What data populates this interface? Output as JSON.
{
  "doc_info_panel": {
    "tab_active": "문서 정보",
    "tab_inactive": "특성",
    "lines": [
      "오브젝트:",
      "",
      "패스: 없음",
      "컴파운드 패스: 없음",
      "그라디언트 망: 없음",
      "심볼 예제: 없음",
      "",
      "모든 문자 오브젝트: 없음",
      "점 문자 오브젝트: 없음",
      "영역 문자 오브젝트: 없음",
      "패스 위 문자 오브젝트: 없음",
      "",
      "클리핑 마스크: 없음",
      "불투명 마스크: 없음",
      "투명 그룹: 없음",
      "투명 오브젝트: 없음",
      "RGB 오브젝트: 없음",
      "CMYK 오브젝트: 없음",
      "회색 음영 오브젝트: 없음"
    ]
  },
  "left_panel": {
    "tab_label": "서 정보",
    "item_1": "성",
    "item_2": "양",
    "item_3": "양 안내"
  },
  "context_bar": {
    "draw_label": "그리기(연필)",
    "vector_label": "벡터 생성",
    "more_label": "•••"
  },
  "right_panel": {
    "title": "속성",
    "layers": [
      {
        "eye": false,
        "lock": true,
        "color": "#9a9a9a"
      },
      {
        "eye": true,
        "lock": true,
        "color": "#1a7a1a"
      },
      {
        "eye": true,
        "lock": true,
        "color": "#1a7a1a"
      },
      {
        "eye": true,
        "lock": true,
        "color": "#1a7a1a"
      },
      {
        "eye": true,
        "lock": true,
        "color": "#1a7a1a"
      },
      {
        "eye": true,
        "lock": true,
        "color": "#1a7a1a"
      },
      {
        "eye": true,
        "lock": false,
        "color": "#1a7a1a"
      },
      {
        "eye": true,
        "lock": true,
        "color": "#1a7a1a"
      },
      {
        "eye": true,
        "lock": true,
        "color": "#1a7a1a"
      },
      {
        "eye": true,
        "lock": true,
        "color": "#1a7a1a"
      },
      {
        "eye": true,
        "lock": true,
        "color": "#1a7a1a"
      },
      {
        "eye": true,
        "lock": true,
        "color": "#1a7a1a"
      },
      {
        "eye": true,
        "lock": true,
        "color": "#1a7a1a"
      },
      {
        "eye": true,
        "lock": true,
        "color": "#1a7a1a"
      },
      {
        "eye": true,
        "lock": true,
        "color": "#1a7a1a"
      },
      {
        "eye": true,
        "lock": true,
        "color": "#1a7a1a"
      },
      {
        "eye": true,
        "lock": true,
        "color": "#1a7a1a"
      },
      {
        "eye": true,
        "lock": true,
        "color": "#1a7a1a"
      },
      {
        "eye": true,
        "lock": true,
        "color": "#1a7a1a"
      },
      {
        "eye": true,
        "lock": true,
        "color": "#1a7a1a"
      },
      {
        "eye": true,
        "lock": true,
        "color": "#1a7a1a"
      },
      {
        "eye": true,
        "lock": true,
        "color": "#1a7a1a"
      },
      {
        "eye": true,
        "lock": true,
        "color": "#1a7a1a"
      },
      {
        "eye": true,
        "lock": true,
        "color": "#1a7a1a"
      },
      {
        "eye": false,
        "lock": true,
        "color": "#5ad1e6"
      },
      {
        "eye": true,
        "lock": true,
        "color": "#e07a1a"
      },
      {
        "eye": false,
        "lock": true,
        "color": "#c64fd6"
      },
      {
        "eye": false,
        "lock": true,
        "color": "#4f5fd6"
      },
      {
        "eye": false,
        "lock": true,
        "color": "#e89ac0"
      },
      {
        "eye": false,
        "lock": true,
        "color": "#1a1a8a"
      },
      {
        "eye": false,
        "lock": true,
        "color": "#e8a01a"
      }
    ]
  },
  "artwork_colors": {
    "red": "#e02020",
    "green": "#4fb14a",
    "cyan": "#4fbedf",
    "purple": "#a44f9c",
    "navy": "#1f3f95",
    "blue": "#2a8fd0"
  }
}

§ Exercise aim
Write out the records shown above, exactly as they appear.

§ Complete answer
What data populates this interface? Output as JSON.
{
  "doc_info_panel": {
    "tab_active": "문서 정보",
    "tab_inactive": "특성",
    "lines": [
      "오브젝트:",
      "",
      "패스: 없음",
      "컴파운드 패스: 없음",
      "그라디언트 망: 없음",
      "심볼 예제: 없음",
      "",
      "모든 문자 오브젝트: 없음",
      "점 문자 오브젝트: 없음",
      "영역 문자 오브젝트: 없음",
      "패스 위 문자 오브젝트: 없음",
      "",
      "클리핑 마스크: 없음",
      "불투명 마스크: 없음",
      "투명 그룹: 없음",
      "투명 오브젝트: 없음",
      "RGB 오브젝트: 없음",
      "CMYK 오브젝트: 없음",
      "회색 음영 오브젝트: 없음"
    ]
  },
  "left_panel": {
    "tab_label": "서 정보",
    "item_1": "성",
    "item_2": "양",
    "item_3": "양 안내"
  },
  "context_bar": {
    "draw_label": "그리기(연필)",
    "vector_label": "벡터 생성",
    "more_label": "•••"
  },
  "right_panel": {
    "title": "속성",
    "layers": [
      {
        "eye": false,
        "lock": true,
        "color": "#9a9a9a"
      },
      {
        "eye": true,
        "lock": true,
        "color": "#1a7a1a"
      },
      {
        "eye": true,
        "lock": true,
        "color": "#1a7a1a"
      },
      {
        "eye": true,
        "lock": true,
        "color": "#1a7a1a"
      },
      {
        "eye": true,
        "lock": true,
        "color": "#1a7a1a"
      },
      {
        "eye": true,
        "lock": true,
        "color": "#1a7a1a"
      },
      {
        "eye": true,
        "lock": false,
        "color": "#1a7a1a"
      },
      {
        "eye": true,
        "lock": true,
        "color": "#1a7a1a"
      },
      {
        "eye": true,
        "lock": true,
        "color": "#1a7a1a"
      },
      {
        "eye": true,
        "lock": true,
        "color": "#1a7a1a"
      },
      {
        "eye": true,
        "lock": true,
        "color": "#1a7a1a"
      },
      {
        "eye": true,
        "lock": true,
        "color": "#1a7a1a"
      },
      {
        "eye": true,
        "lock": true,
        "color": "#1a7a1a"
      },
      {
        "eye": true,
        "lock": true,
        "color": "#1a7a1a"
      },
      {
        "eye": true,
        "lock": true,
        "color": "#1a7a1a"
      },
      {
        "eye": true,
        "lock": true,
        "color": "#1a7a1a"
      },
      {
        "eye": true,
        "lock": true,
        "color": "#1a7a1a"
      },
      {
        "eye": true,
        "lock": true,
        "color": "#1a7a1a"
      },
      {
        "eye": true,
        "lock": true,
        "color": "#1a7a1a"
      },
      {
        "eye": true,
        "lock": true,
        "color": "#1a7a1a"
      },
      {
        "eye": true,
        "lock": true,
        "color": "#1a7a1a"
      },
      {
        "eye": true,
        "lock": true,
        "color": "#1a7a1a"
      },
      {
        "eye": true,
        "lock": true,
        "color": "#1a7a1a"
      },
      {
        "eye": true,
        "lock": true,
        "color": "#1a7a1a"
      },
      {
        "eye": false,
        "lock": true,
        "color": "#5ad1e6"
      },
      {
        "eye": true,
        "lock": true,
        "color": "#e07a1a"
      },
      {
        "eye": false,
        "lock": true,
        "color": "#c64fd6"
      },
      {
        "eye": false,
        "lock": true,
        "color": "#4f5fd6"
      },
      {
        "eye": false,
        "lock": true,
        "color": "#e89ac0"
      },
      {
        "eye": false,
        "lock": true,
        "color": "#1a1a8a"
      },
      {
        "eye": false,
        "lock": true,
        "color": "#e8a01a"
      }
    ]
  },
  "artwork_colors": {
    "red": "#e02020",
    "green": "#4fb14a",
    "cyan": "#4fbedf",
    "purple": "#a44f9c",
    "navy": "#1f3f95",
    "blue": "#2a8fd0"
  }
}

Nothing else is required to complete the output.